A block of data
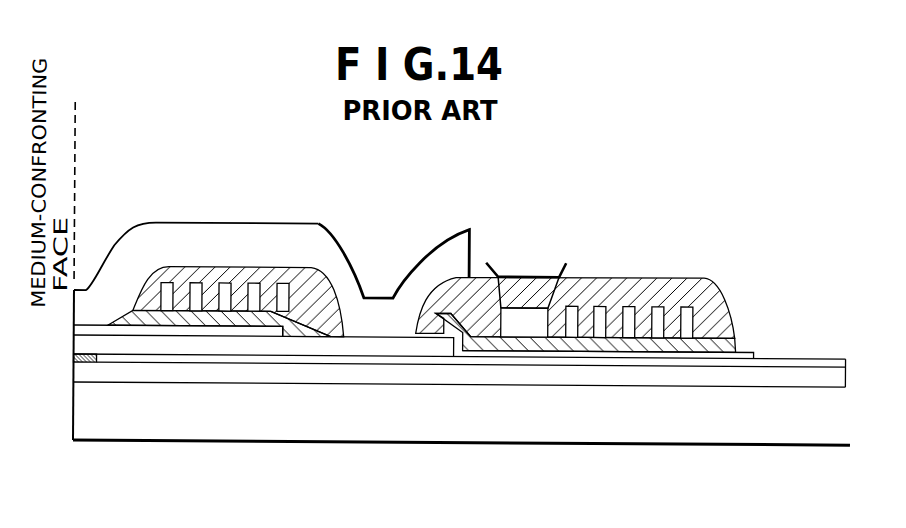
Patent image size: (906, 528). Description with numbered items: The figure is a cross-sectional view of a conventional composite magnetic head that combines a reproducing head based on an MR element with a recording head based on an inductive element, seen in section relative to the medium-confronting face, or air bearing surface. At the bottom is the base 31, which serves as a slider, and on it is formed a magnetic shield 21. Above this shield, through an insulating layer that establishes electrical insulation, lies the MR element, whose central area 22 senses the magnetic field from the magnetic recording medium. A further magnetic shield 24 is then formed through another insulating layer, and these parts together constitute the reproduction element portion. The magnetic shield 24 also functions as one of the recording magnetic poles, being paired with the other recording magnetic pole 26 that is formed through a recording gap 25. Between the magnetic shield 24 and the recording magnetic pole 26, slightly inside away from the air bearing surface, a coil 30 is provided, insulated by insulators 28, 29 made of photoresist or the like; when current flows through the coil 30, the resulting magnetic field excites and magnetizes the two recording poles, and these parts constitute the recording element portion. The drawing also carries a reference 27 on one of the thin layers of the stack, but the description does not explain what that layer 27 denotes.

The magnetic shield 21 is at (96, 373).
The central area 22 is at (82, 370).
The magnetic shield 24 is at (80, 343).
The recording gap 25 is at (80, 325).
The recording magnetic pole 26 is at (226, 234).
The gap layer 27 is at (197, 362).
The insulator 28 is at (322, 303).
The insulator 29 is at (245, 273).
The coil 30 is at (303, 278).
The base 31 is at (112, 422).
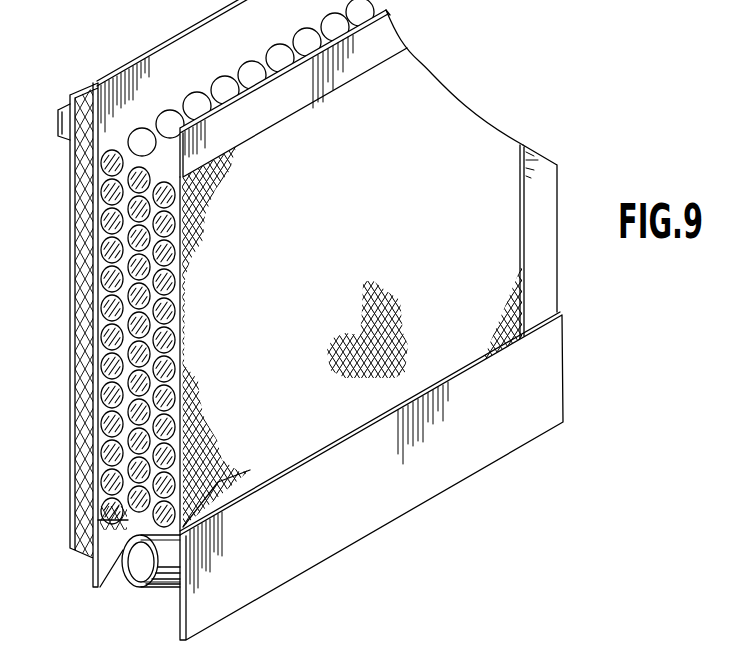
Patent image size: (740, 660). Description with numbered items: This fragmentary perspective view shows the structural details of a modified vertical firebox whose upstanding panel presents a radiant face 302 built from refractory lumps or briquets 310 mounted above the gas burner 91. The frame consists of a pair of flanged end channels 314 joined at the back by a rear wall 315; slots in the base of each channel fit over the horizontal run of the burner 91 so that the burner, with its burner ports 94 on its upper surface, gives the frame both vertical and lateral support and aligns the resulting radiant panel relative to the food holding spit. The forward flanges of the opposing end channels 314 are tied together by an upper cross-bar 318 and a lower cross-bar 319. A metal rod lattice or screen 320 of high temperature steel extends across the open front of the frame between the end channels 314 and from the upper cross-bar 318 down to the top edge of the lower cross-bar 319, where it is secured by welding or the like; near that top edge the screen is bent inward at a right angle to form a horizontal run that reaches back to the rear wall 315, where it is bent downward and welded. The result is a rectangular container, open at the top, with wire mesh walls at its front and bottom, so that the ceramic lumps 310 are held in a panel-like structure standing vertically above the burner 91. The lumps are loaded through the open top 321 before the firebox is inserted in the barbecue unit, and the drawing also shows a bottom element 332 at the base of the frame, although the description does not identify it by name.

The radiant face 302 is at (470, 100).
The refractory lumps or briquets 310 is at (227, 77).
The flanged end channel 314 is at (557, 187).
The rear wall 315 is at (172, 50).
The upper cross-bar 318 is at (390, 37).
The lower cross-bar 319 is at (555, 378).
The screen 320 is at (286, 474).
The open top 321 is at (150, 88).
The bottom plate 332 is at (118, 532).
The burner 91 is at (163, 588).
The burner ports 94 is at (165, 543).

◆ **Direction**
Write out the rows above again with "Patent image size" swapped for "Figure dimensions" wherever it occurs, keeping everything else the same. Leave the pictures out.

◆ **The reply**
Figure dimensions: (906, 528). Description with numbered items: The figure is a cross-sectional view of a conventional composite magnetic head that combines a reproducing head based on an MR element with a recording head based on an inductive element, seen in section relative to the medium-confronting face, or air bearing surface. At the bottom is the base 31, which serves as a slider, and on it is formed a magnetic shield 21. Above this shield, through an insulating layer that establishes electrical insulation, lies the MR element, whose central area 22 senses the magnetic field from the magnetic recording medium. A further magnetic shield 24 is then formed through another insulating layer, and these parts together constitute the reproduction element portion. The magnetic shield 24 also functions as one of the recording magnetic poles, being paired with the other recording magnetic pole 26 that is formed through a recording gap 25. Between the magnetic shield 24 and the recording magnetic pole 26, slightly inside away from the air bearing surface, a coil 30 is provided, insulated by insulators 28, 29 made of photoresist or the like; when current flows through the coil 30, the resulting magnetic field excites and magnetizes the two recording poles, and these parts constitute the recording element portion. The drawing also carries a reference 27 on one of the thin layers of the stack, but the description does not explain what that layer 27 denotes.

The magnetic shield 21 is at (96, 373).
The central area 22 is at (82, 370).
The magnetic shield 24 is at (80, 343).
The recording gap 25 is at (80, 325).
The recording magnetic pole 26 is at (226, 234).
The gap layer 27 is at (197, 362).
The insulator 28 is at (322, 303).
The insulator 29 is at (245, 273).
The coil 30 is at (303, 278).
The base 31 is at (112, 422).
Figure dimensions: (740, 660). Description with numbered items: This fragmentary perspective view shows the structural details of a modified vertical firebox whose upstanding panel presents a radiant face 302 built from refractory lumps or briquets 310 mounted above the gas burner 91. The frame consists of a pair of flanged end channels 314 joined at the back by a rear wall 315; slots in the base of each channel fit over the horizontal run of the burner 91 so that the burner, with its burner ports 94 on its upper surface, gives the frame both vertical and lateral support and aligns the resulting radiant panel relative to the food holding spit. The forward flanges of the opposing end channels 314 are tied together by an upper cross-bar 318 and a lower cross-bar 319. A metal rod lattice or screen 320 of high temperature steel extends across the open front of the frame between the end channels 314 and from the upper cross-bar 318 down to the top edge of the lower cross-bar 319, where it is secured by welding or the like; near that top edge the screen is bent inward at a right angle to form a horizontal run that reaches back to the rear wall 315, where it is bent downward and welded. The result is a rectangular container, open at the top, with wire mesh walls at its front and bottom, so that the ceramic lumps 310 are held in a panel-like structure standing vertically above the burner 91. The lumps are loaded through the open top 321 before the firebox is inserted in the barbecue unit, and the drawing also shows a bottom element 332 at the base of the frame, although the description does not identify it by name.

The radiant face 302 is at (470, 100).
The refractory lumps or briquets 310 is at (227, 77).
The flanged end channel 314 is at (557, 187).
The rear wall 315 is at (172, 50).
The upper cross-bar 318 is at (390, 37).
The lower cross-bar 319 is at (555, 378).
The screen 320 is at (286, 474).
The open top 321 is at (150, 88).
The bottom plate 332 is at (118, 532).
The burner 91 is at (163, 588).
The burner ports 94 is at (165, 543).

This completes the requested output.